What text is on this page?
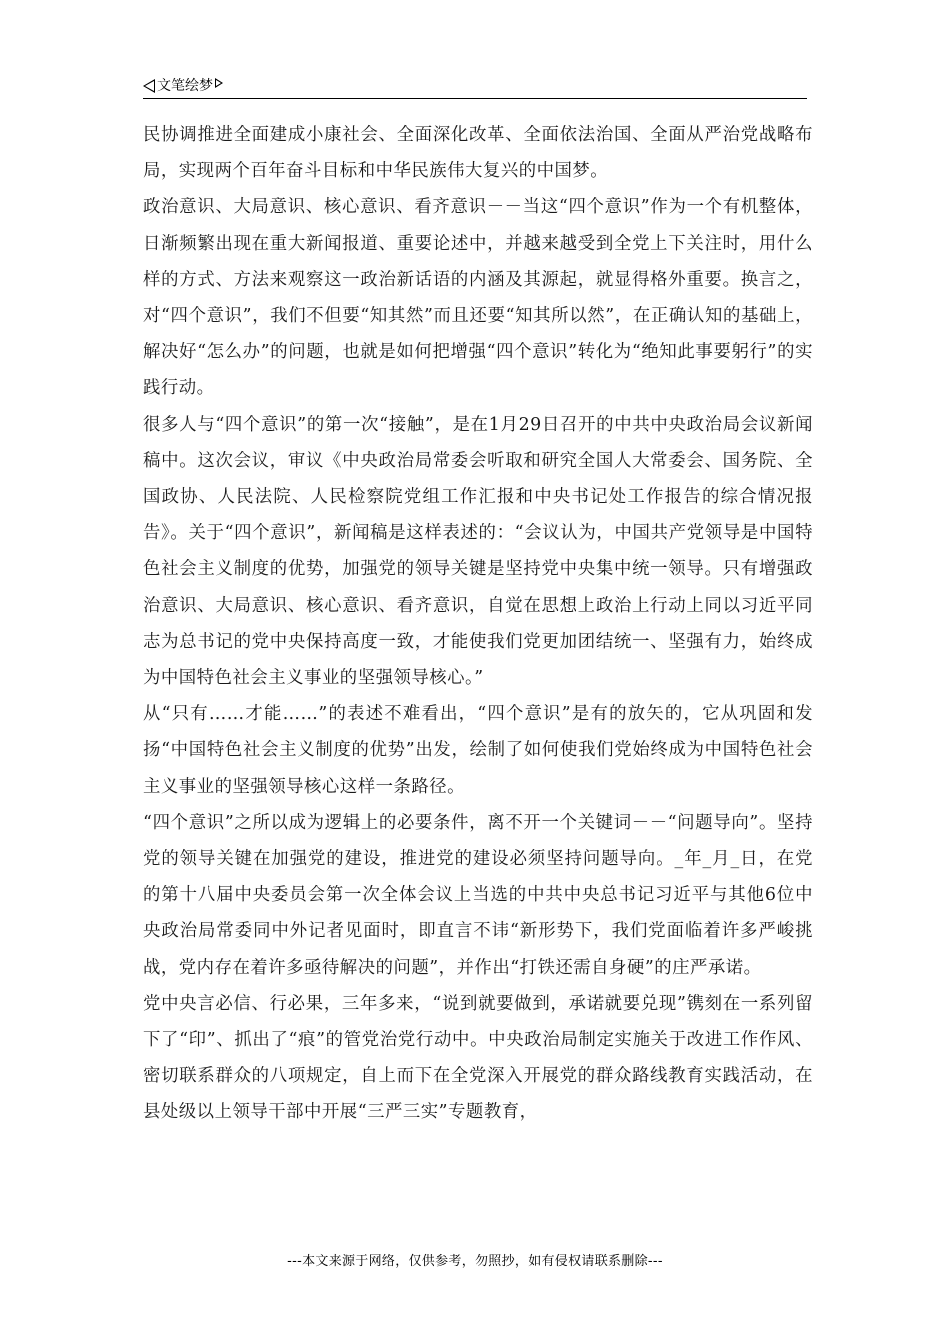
文笔绘梦

民协调推进全面建成小康社会、全面深化改革、全面依法治国、全面从严治党战略布局，实现两个百年奋斗目标和中华民族伟大复兴的中国梦。

政治意识、大局意识、核心意识、看齐意识－－当这“四个意识”作为一个有机整体，日渐频繁出现在重大新闻报道、重要论述中，并越来越受到全党上下关注时，用什么样的方式、方法来观察这一政治新话语的内涵及其源起，就显得格外重要。换言之，对“四个意识”，我们不但要“知其然”而且还要“知其所以然”，在正确认知的基础上，解决好“怎么办”的问题，也就是如何把增强“四个意识”转化为“绝知此事要躬行”的实践行动。

很多人与“四个意识”的第一次“接触”，是在1月29日召开的中共中央政治局会议新闻稿中。这次会议，审议《中央政治局常委会听取和研究全国人大常委会、国务院、全国政协、人民法院、人民检察院党组工作汇报和中央书记处工作报告的综合情况报告》。关于“四个意识”，新闻稿是这样表述的：“会议认为，中国共产党领导是中国特色社会主义制度的优势，加强党的领导关键是坚持党中央集中统一领导。只有增强政治意识、大局意识、核心意识、看齐意识，自觉在思想上政治上行动上同以习近平同志为总书记的党中央保持高度一致，才能使我们党更加团结统一、坚强有力，始终成为中国特色社会主义事业的坚强领导核心。”

从“只有……才能……”的表述不难看出，“四个意识”是有的放矢的，它从巩固和发扬“中国特色社会主义制度的优势”出发，绘制了如何使我们党始终成为中国特色社会主义事业的坚强领导核心这样一条路径。

“四个意识”之所以成为逻辑上的必要条件，离不开一个关键词－－“问题导向”。坚持党的领导关键在加强党的建设，推进党的建设必须坚持问题导向。_年_月_日，在党的第十八届中央委员会第一次全体会议上当选的中共中央总书记习近平与其他6位中央政治局常委同中外记者见面时，即直言不讳“新形势下，我们党面临着许多严峻挑战，党内存在着许多亟待解决的问题”，并作出“打铁还需自身硬”的庄严承诺。

党中央言必信、行必果，三年多来，“说到就要做到，承诺就要兑现”镌刻在一系列留下了“印”、抓出了“痕”的管党治党行动中。中央政治局制定实施关于改进工作作风、密切联系群众的八项规定，自上而下在全党深入开展党的群众路线教育实践活动，在县处级以上领导干部中开展“三严三实”专题教育，

---本文来源于网络，仅供参考，勿照抄，如有侵权请联系删除---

# # # #

What you are asked to do: Print out the lines exactly, skipping any picture.

Output of the exercise:
What text is on this page?
文笔绘梦

民协调推进全面建成小康社会、全面深化改革、全面依法治国、全面从严治党战略布局，实现两个百年奋斗目标和中华民族伟大复兴的中国梦。

政治意识、大局意识、核心意识、看齐意识－－当这“四个意识”作为一个有机整体，日渐频繁出现在重大新闻报道、重要论述中，并越来越受到全党上下关注时，用什么样的方式、方法来观察这一政治新话语的内涵及其源起，就显得格外重要。换言之，对“四个意识”，我们不但要“知其然”而且还要“知其所以然”，在正确认知的基础上，解决好“怎么办”的问题，也就是如何把增强“四个意识”转化为“绝知此事要躬行”的实践行动。

很多人与“四个意识”的第一次“接触”，是在1月29日召开的中共中央政治局会议新闻稿中。这次会议，审议《中央政治局常委会听取和研究全国人大常委会、国务院、全国政协、人民法院、人民检察院党组工作汇报和中央书记处工作报告的综合情况报告》。关于“四个意识”，新闻稿是这样表述的：“会议认为，中国共产党领导是中国特色社会主义制度的优势，加强党的领导关键是坚持党中央集中统一领导。只有增强政治意识、大局意识、核心意识、看齐意识，自觉在思想上政治上行动上同以习近平同志为总书记的党中央保持高度一致，才能使我们党更加团结统一、坚强有力，始终成为中国特色社会主义事业的坚强领导核心。”

从“只有……才能……”的表述不难看出，“四个意识”是有的放矢的，它从巩固和发扬“中国特色社会主义制度的优势”出发，绘制了如何使我们党始终成为中国特色社会主义事业的坚强领导核心这样一条路径。

“四个意识”之所以成为逻辑上的必要条件，离不开一个关键词－－“问题导向”。坚持党的领导关键在加强党的建设，推进党的建设必须坚持问题导向。_年_月_日，在党的第十八届中央委员会第一次全体会议上当选的中共中央总书记习近平与其他6位中央政治局常委同中外记者见面时，即直言不讳“新形势下，我们党面临着许多严峻挑战，党内存在着许多亟待解决的问题”，并作出“打铁还需自身硬”的庄严承诺。

党中央言必信、行必果，三年多来，“说到就要做到，承诺就要兑现”镌刻在一系列留下了“印”、抓出了“痕”的管党治党行动中。中央政治局制定实施关于改进工作作风、密切联系群众的八项规定，自上而下在全党深入开展党的群众路线教育实践活动，在县处级以上领导干部中开展“三严三实”专题教育，

---本文来源于网络，仅供参考，勿照抄，如有侵权请联系删除---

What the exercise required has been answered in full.